═════ Listing

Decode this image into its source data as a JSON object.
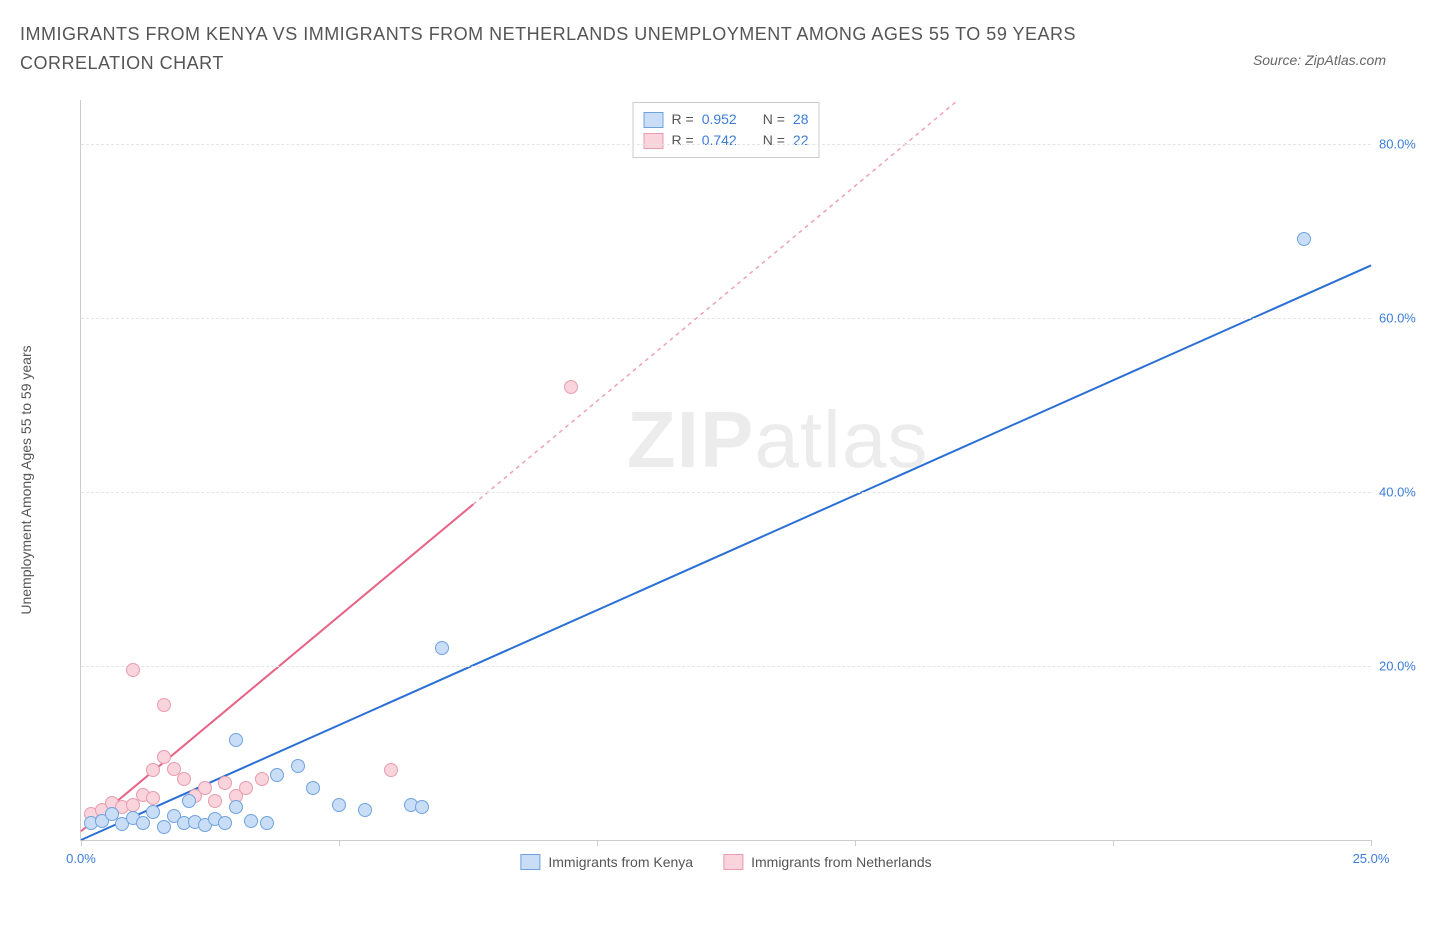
{
  "title": "IMMIGRANTS FROM KENYA VS IMMIGRANTS FROM NETHERLANDS UNEMPLOYMENT AMONG AGES 55 TO 59 YEARS CORRELATION CHART",
  "source_credit": "Source: ZipAtlas.com",
  "watermark_a": "ZIP",
  "watermark_b": "atlas",
  "y_axis_label": "Unemployment Among Ages 55 to 59 years",
  "chart": {
    "type": "scatter-with-regression",
    "background_color": "#ffffff",
    "grid_color": "#e5e5e5",
    "axis_color": "#cccccc",
    "tick_label_color": "#3b7dd8",
    "axis_label_color": "#555555",
    "xlim": [
      0,
      25
    ],
    "ylim": [
      0,
      85
    ],
    "x_ticks": [
      0,
      5,
      10,
      15,
      20,
      25
    ],
    "x_tick_labels": [
      "0.0%",
      "",
      "",
      "",
      "",
      "25.0%"
    ],
    "y_ticks": [
      20,
      40,
      60,
      80
    ],
    "y_tick_labels": [
      "20.0%",
      "40.0%",
      "60.0%",
      "80.0%"
    ],
    "marker_radius": 6,
    "marker_stroke_width": 1
  },
  "series": [
    {
      "name": "Immigrants from Kenya",
      "fill_color": "#c9ddf6",
      "stroke_color": "#6fa3e0",
      "line_color": "#2a6fd6",
      "line_dash": "none",
      "line_width": 2,
      "reg_line": {
        "x1": 0,
        "y1": 0,
        "x2": 25,
        "y2": 66
      },
      "points": [
        [
          0.2,
          2.0
        ],
        [
          0.4,
          2.2
        ],
        [
          0.6,
          3.0
        ],
        [
          0.8,
          1.8
        ],
        [
          1.0,
          2.5
        ],
        [
          1.2,
          2.0
        ],
        [
          1.4,
          3.2
        ],
        [
          1.6,
          1.5
        ],
        [
          1.8,
          2.8
        ],
        [
          2.0,
          2.0
        ],
        [
          2.2,
          2.1
        ],
        [
          2.4,
          1.7
        ],
        [
          2.6,
          2.4
        ],
        [
          2.8,
          2.0
        ],
        [
          3.0,
          3.8
        ],
        [
          3.3,
          2.2
        ],
        [
          3.6,
          1.9
        ],
        [
          3.0,
          11.5
        ],
        [
          3.8,
          7.5
        ],
        [
          4.5,
          6.0
        ],
        [
          5.0,
          4.0
        ],
        [
          5.5,
          3.5
        ],
        [
          6.4,
          4.0
        ],
        [
          6.6,
          3.8
        ],
        [
          7.0,
          22.0
        ],
        [
          23.7,
          69.0
        ],
        [
          4.2,
          8.5
        ],
        [
          2.1,
          4.5
        ]
      ]
    },
    {
      "name": "Immigrants from Netherlands",
      "fill_color": "#f9d4dc",
      "stroke_color": "#e89cae",
      "line_color": "#e66385",
      "line_dash": "4 4",
      "line_width": 1.5,
      "reg_line": {
        "x1": 0,
        "y1": 1,
        "x2": 17,
        "y2": 85
      },
      "reg_line_solid_until_x": 7.6,
      "points": [
        [
          0.2,
          3.0
        ],
        [
          0.4,
          3.5
        ],
        [
          0.6,
          4.2
        ],
        [
          0.8,
          3.8
        ],
        [
          1.0,
          4.0
        ],
        [
          1.2,
          5.2
        ],
        [
          1.4,
          4.8
        ],
        [
          1.4,
          8.0
        ],
        [
          1.6,
          9.5
        ],
        [
          1.6,
          15.5
        ],
        [
          1.8,
          8.2
        ],
        [
          1.0,
          19.5
        ],
        [
          2.0,
          7.0
        ],
        [
          2.2,
          5.0
        ],
        [
          2.4,
          6.0
        ],
        [
          2.6,
          4.5
        ],
        [
          2.8,
          6.5
        ],
        [
          3.0,
          5.0
        ],
        [
          3.2,
          6.0
        ],
        [
          3.5,
          7.0
        ],
        [
          6.0,
          8.0
        ],
        [
          9.5,
          52.0
        ]
      ]
    }
  ],
  "stats_legend": {
    "rows": [
      {
        "swatch_fill": "#c9ddf6",
        "swatch_border": "#6fa3e0",
        "r_label": "R =",
        "r": "0.952",
        "n_label": "N =",
        "n": "28"
      },
      {
        "swatch_fill": "#f9d4dc",
        "swatch_border": "#e89cae",
        "r_label": "R =",
        "r": "0.742",
        "n_label": "N =",
        "n": "22"
      }
    ]
  },
  "bottom_legend": [
    {
      "swatch_fill": "#c9ddf6",
      "swatch_border": "#6fa3e0",
      "label": "Immigrants from Kenya"
    },
    {
      "swatch_fill": "#f9d4dc",
      "swatch_border": "#e89cae",
      "label": "Immigrants from Netherlands"
    }
  ]
}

══════════

Task instructions | Quote the material in full and exactly; do not carry over its pictures.

Solved problem |
Decode this image into its source data as a JSON object.
{
  "title": "IMMIGRANTS FROM KENYA VS IMMIGRANTS FROM NETHERLANDS UNEMPLOYMENT AMONG AGES 55 TO 59 YEARS CORRELATION CHART",
  "source_credit": "Source: ZipAtlas.com",
  "watermark_a": "ZIP",
  "watermark_b": "atlas",
  "y_axis_label": "Unemployment Among Ages 55 to 59 years",
  "chart": {
    "type": "scatter-with-regression",
    "background_color": "#ffffff",
    "grid_color": "#e5e5e5",
    "axis_color": "#cccccc",
    "tick_label_color": "#3b7dd8",
    "axis_label_color": "#555555",
    "xlim": [
      0,
      25
    ],
    "ylim": [
      0,
      85
    ],
    "x_ticks": [
      0,
      5,
      10,
      15,
      20,
      25
    ],
    "x_tick_labels": [
      "0.0%",
      "",
      "",
      "",
      "",
      "25.0%"
    ],
    "y_ticks": [
      20,
      40,
      60,
      80
    ],
    "y_tick_labels": [
      "20.0%",
      "40.0%",
      "60.0%",
      "80.0%"
    ],
    "marker_radius": 6,
    "marker_stroke_width": 1
  },
  "series": [
    {
      "name": "Immigrants from Kenya",
      "fill_color": "#c9ddf6",
      "stroke_color": "#6fa3e0",
      "line_color": "#2a6fd6",
      "line_dash": "none",
      "line_width": 2,
      "reg_line": {
        "x1": 0,
        "y1": 0,
        "x2": 25,
        "y2": 66
      },
      "points": [
        [
          0.2,
          2.0
        ],
        [
          0.4,
          2.2
        ],
        [
          0.6,
          3.0
        ],
        [
          0.8,
          1.8
        ],
        [
          1.0,
          2.5
        ],
        [
          1.2,
          2.0
        ],
        [
          1.4,
          3.2
        ],
        [
          1.6,
          1.5
        ],
        [
          1.8,
          2.8
        ],
        [
          2.0,
          2.0
        ],
        [
          2.2,
          2.1
        ],
        [
          2.4,
          1.7
        ],
        [
          2.6,
          2.4
        ],
        [
          2.8,
          2.0
        ],
        [
          3.0,
          3.8
        ],
        [
          3.3,
          2.2
        ],
        [
          3.6,
          1.9
        ],
        [
          3.0,
          11.5
        ],
        [
          3.8,
          7.5
        ],
        [
          4.5,
          6.0
        ],
        [
          5.0,
          4.0
        ],
        [
          5.5,
          3.5
        ],
        [
          6.4,
          4.0
        ],
        [
          6.6,
          3.8
        ],
        [
          7.0,
          22.0
        ],
        [
          23.7,
          69.0
        ],
        [
          4.2,
          8.5
        ],
        [
          2.1,
          4.5
        ]
      ]
    },
    {
      "name": "Immigrants from Netherlands",
      "fill_color": "#f9d4dc",
      "stroke_color": "#e89cae",
      "line_color": "#e66385",
      "line_dash": "4 4",
      "line_width": 1.5,
      "reg_line": {
        "x1": 0,
        "y1": 1,
        "x2": 17,
        "y2": 85
      },
      "reg_line_solid_until_x": 7.6,
      "points": [
        [
          0.2,
          3.0
        ],
        [
          0.4,
          3.5
        ],
        [
          0.6,
          4.2
        ],
        [
          0.8,
          3.8
        ],
        [
          1.0,
          4.0
        ],
        [
          1.2,
          5.2
        ],
        [
          1.4,
          4.8
        ],
        [
          1.4,
          8.0
        ],
        [
          1.6,
          9.5
        ],
        [
          1.6,
          15.5
        ],
        [
          1.8,
          8.2
        ],
        [
          1.0,
          19.5
        ],
        [
          2.0,
          7.0
        ],
        [
          2.2,
          5.0
        ],
        [
          2.4,
          6.0
        ],
        [
          2.6,
          4.5
        ],
        [
          2.8,
          6.5
        ],
        [
          3.0,
          5.0
        ],
        [
          3.2,
          6.0
        ],
        [
          3.5,
          7.0
        ],
        [
          6.0,
          8.0
        ],
        [
          9.5,
          52.0
        ]
      ]
    }
  ],
  "stats_legend": {
    "rows": [
      {
        "swatch_fill": "#c9ddf6",
        "swatch_border": "#6fa3e0",
        "r_label": "R =",
        "r": "0.952",
        "n_label": "N =",
        "n": "28"
      },
      {
        "swatch_fill": "#f9d4dc",
        "swatch_border": "#e89cae",
        "r_label": "R =",
        "r": "0.742",
        "n_label": "N =",
        "n": "22"
      }
    ]
  },
  "bottom_legend": [
    {
      "swatch_fill": "#c9ddf6",
      "swatch_border": "#6fa3e0",
      "label": "Immigrants from Kenya"
    },
    {
      "swatch_fill": "#f9d4dc",
      "swatch_border": "#e89cae",
      "label": "Immigrants from Netherlands"
    }
  ]
}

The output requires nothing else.